[START OF Supplied entries]
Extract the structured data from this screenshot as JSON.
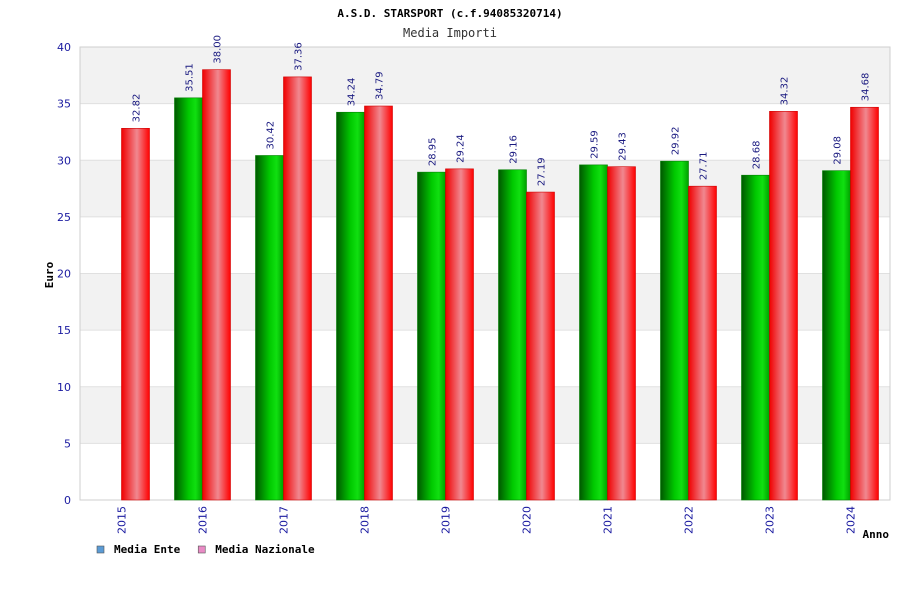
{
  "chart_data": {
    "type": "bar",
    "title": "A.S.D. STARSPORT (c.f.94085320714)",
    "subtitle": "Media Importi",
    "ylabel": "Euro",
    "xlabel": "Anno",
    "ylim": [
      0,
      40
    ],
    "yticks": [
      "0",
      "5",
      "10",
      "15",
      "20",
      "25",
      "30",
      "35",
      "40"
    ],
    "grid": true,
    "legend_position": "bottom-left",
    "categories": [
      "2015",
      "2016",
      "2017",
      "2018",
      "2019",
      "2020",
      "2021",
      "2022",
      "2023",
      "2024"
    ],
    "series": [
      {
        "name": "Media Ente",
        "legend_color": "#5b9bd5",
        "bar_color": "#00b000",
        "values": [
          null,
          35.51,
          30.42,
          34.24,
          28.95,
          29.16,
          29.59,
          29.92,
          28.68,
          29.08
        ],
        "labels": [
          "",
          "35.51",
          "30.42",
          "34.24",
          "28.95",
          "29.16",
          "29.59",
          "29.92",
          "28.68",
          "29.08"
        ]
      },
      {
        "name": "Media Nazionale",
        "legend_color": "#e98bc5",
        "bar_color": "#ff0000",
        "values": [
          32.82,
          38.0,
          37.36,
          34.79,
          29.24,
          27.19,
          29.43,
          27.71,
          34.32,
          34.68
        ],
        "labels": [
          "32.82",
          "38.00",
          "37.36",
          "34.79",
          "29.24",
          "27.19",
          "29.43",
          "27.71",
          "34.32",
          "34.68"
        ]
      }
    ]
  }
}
[END OF Supplied entries]
Directions: Your task is to pick out every line with the string "Media" and copy it.

Solution for this problem:
    "subtitle": "Media Importi",
        "name": "Media Ente",
        "name": "Media Nazionale",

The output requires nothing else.